→ **SOURCE DOCUMENT**:
>> begin

Thursday, July 21, 2011

Verisimilitude: Natural Romance

Reading thuRsday

Some years ago I attended a panel where Tracy and Laura Hickman, Lynn Kurland, Julie Wright, Stacy Whitman, Leslie Muir Lytle discussed romance.

I was particularly interested in their answers to the question, "How do you make a romance feel natural?"

Leslie Muir Lytle: Any setting and character can be romantic. If you know your characters, you'll know what will attract them.

Within the overall qualification of the Maslow Hierarchy of Needs (i.e.,  a couple probably won't worry about working out the nuances of their relationship during a gun battle), romance can blossom anywhere. Even though everyone laughs, the moment in The Empire Strikes Back right before Han is frozen in carbonite when Leia professes her love and Han says, "I know," is deeply romantic if you think about it from the perspective of two character who may never see each other again.

On the other hand, the accoutrements of romance--food, wine, music, low lights are likely to produce unnatural romance where the couple play their parts but their hearts aren't in it because, at best, they are in love with being in love.

>> end

→ **REQUIRED TASK A**: In the blog post on romance, what does Han say after Leia professes her love?
→ **REQUIRED TASK B**: Return everything in the records from their first line down to and including the line that contains "dock-item-drive-d[interactable] bbox=[623, 700, 709, 792]", reproduced exactly.
The records below have no connection to the blog post on romance; they come from a different source.

→ **PROVIDED DATA**:
>> begin

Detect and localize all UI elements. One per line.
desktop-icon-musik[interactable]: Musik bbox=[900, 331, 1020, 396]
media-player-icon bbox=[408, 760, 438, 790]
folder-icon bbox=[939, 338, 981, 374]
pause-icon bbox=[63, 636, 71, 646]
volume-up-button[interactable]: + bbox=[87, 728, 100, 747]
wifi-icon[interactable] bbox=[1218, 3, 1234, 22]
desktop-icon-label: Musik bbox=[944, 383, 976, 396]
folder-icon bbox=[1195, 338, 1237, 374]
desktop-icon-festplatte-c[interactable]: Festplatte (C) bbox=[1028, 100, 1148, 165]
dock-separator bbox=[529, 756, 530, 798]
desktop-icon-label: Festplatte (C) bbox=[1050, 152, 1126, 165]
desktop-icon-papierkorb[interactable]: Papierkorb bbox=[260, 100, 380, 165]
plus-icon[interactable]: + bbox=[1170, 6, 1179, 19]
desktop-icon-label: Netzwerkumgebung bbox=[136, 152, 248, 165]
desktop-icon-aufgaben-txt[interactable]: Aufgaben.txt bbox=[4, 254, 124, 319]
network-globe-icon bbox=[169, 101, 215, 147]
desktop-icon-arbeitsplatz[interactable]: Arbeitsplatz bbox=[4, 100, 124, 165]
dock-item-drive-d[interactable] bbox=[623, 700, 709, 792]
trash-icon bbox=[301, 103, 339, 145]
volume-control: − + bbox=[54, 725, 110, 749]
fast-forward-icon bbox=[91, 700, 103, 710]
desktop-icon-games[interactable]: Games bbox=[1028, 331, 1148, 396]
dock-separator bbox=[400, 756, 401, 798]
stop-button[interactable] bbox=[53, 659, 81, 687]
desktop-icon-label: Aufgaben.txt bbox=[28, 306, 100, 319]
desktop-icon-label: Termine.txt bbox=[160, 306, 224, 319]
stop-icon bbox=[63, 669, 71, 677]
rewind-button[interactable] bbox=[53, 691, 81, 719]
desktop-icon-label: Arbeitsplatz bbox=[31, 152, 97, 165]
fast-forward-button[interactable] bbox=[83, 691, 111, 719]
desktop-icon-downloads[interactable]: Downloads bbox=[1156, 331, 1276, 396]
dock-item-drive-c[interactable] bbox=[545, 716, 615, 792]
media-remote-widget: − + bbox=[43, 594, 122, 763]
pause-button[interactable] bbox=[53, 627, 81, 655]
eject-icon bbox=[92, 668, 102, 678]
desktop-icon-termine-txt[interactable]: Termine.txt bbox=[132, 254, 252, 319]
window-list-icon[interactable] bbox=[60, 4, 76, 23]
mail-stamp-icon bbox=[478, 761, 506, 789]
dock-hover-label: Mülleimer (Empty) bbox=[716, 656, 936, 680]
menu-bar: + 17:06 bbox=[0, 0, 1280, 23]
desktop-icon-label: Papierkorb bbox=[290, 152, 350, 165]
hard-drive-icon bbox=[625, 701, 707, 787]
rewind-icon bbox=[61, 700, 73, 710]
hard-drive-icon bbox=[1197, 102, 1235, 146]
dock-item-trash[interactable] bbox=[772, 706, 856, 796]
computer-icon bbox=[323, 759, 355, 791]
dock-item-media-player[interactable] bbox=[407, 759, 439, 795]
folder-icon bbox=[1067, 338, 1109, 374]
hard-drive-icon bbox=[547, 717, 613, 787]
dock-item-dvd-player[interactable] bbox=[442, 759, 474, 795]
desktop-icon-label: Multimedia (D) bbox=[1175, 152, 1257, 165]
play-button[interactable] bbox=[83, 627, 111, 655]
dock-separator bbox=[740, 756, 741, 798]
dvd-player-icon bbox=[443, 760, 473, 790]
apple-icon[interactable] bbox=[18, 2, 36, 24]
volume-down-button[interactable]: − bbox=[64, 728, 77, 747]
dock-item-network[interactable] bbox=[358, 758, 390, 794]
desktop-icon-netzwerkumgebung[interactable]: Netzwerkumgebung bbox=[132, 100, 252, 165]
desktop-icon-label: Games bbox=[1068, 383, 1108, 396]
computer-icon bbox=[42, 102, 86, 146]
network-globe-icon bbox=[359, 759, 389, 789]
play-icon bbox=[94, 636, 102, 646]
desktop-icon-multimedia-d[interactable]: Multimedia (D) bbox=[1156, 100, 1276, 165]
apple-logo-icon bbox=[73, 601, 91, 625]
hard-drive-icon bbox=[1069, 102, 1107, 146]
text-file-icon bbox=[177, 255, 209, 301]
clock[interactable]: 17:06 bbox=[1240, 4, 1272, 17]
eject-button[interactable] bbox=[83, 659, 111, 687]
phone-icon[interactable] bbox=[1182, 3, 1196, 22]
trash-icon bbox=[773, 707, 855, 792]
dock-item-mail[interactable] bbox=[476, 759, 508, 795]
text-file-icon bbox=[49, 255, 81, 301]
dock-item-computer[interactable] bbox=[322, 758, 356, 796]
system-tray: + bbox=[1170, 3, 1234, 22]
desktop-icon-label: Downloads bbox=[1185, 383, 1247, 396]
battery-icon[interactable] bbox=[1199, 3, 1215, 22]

>> end

→ **FULL OUTPUT A**: He says, "I know."

→ **FULL OUTPUT B**:
Detect and localize all UI elements. One per line.
desktop-icon-musik[interactable]: Musik bbox=[900, 331, 1020, 396]
media-player-icon bbox=[408, 760, 438, 790]
folder-icon bbox=[939, 338, 981, 374]
pause-icon bbox=[63, 636, 71, 646]
volume-up-button[interactable]: + bbox=[87, 728, 100, 747]
wifi-icon[interactable] bbox=[1218, 3, 1234, 22]
desktop-icon-label: Musik bbox=[944, 383, 976, 396]
folder-icon bbox=[1195, 338, 1237, 374]
desktop-icon-festplatte-c[interactable]: Festplatte (C) bbox=[1028, 100, 1148, 165]
dock-separator bbox=[529, 756, 530, 798]
desktop-icon-label: Festplatte (C) bbox=[1050, 152, 1126, 165]
desktop-icon-papierkorb[interactable]: Papierkorb bbox=[260, 100, 380, 165]
plus-icon[interactable]: + bbox=[1170, 6, 1179, 19]
desktop-icon-label: Netzwerkumgebung bbox=[136, 152, 248, 165]
desktop-icon-aufgaben-txt[interactable]: Aufgaben.txt bbox=[4, 254, 124, 319]
network-globe-icon bbox=[169, 101, 215, 147]
desktop-icon-arbeitsplatz[interactable]: Arbeitsplatz bbox=[4, 100, 124, 165]
dock-item-drive-d[interactable] bbox=[623, 700, 709, 792]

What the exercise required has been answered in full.